Job: Please output every line of the material as it stands, without the pictures.

[Some records]
# # # #
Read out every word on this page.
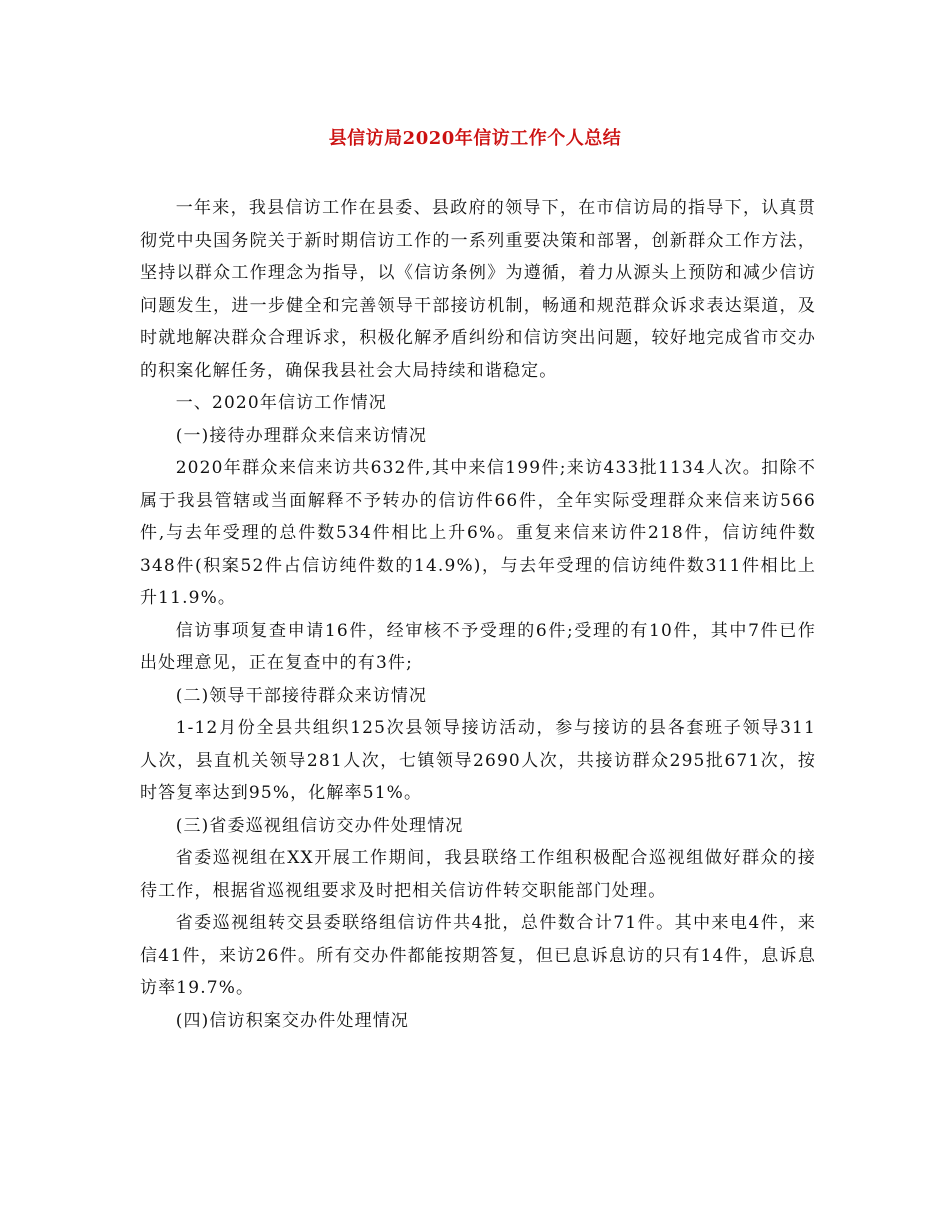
县信访局2020年信访工作个人总结

一年来，我县信访工作在县委、县政府的领导下，在市信访局的指导下，认真贯彻党中央国务院关于新时期信访工作的一系列重要决策和部署，创新群众工作方法，坚持以群众工作理念为指导，以《信访条例》为遵循，着力从源头上预防和减少信访问题发生，进一步健全和完善领导干部接访机制，畅通和规范群众诉求表达渠道，及时就地解决群众合理诉求，积极化解矛盾纠纷和信访突出问题，较好地完成省市交办的积案化解任务，确保我县社会大局持续和谐稳定。

一、2020年信访工作情况

(一)接待办理群众来信来访情况

2020年群众来信来访共632件,其中来信199件;来访433批1134人次。扣除不属于我县管辖或当面解释不予转办的信访件66件，全年实际受理群众来信来访566件,与去年受理的总件数534件相比上升6%。重复来信来访件218件，信访纯件数348件(积案52件占信访纯件数的14.9%)，与去年受理的信访纯件数311件相比上升11.9%。

信访事项复查申请16件，经审核不予受理的6件;受理的有10件，其中7件已作出处理意见，正在复查中的有3件;

(二)领导干部接待群众来访情况

1-12月份全县共组织125次县领导接访活动，参与接访的县各套班子领导311人次，县直机关领导281人次，七镇领导2690人次，共接访群众295批671次，按时答复率达到95%，化解率51%。

(三)省委巡视组信访交办件处理情况

省委巡视组在XX开展工作期间，我县联络工作组积极配合巡视组做好群众的接待工作，根据省巡视组要求及时把相关信访件转交职能部门处理。

省委巡视组转交县委联络组信访件共4批，总件数合计71件。其中来电4件，来信41件，来访26件。所有交办件都能按期答复，但已息诉息访的只有14件，息诉息访率19.7%。

(四)信访积案交办件处理情况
# # # #
Result:
Read out every word on this page.
县信访局2020年信访工作个人总结

一年来，我县信访工作在县委、县政府的领导下，在市信访局的指导下，认真贯彻党中央国务院关于新时期信访工作的一系列重要决策和部署，创新群众工作方法，坚持以群众工作理念为指导，以《信访条例》为遵循，着力从源头上预防和减少信访问题发生，进一步健全和完善领导干部接访机制，畅通和规范群众诉求表达渠道，及时就地解决群众合理诉求，积极化解矛盾纠纷和信访突出问题，较好地完成省市交办的积案化解任务，确保我县社会大局持续和谐稳定。

一、2020年信访工作情况

(一)接待办理群众来信来访情况

2020年群众来信来访共632件,其中来信199件;来访433批1134人次。扣除不属于我县管辖或当面解释不予转办的信访件66件，全年实际受理群众来信来访566件,与去年受理的总件数534件相比上升6%。重复来信来访件218件，信访纯件数348件(积案52件占信访纯件数的14.9%)，与去年受理的信访纯件数311件相比上升11.9%。

信访事项复查申请16件，经审核不予受理的6件;受理的有10件，其中7件已作出处理意见，正在复查中的有3件;

(二)领导干部接待群众来访情况

1-12月份全县共组织125次县领导接访活动，参与接访的县各套班子领导311人次，县直机关领导281人次，七镇领导2690人次，共接访群众295批671次，按时答复率达到95%，化解率51%。

(三)省委巡视组信访交办件处理情况

省委巡视组在XX开展工作期间，我县联络工作组积极配合巡视组做好群众的接待工作，根据省巡视组要求及时把相关信访件转交职能部门处理。

省委巡视组转交县委联络组信访件共4批，总件数合计71件。其中来电4件，来信41件，来访26件。所有交办件都能按期答复，但已息诉息访的只有14件，息诉息访率19.7%。

(四)信访积案交办件处理情况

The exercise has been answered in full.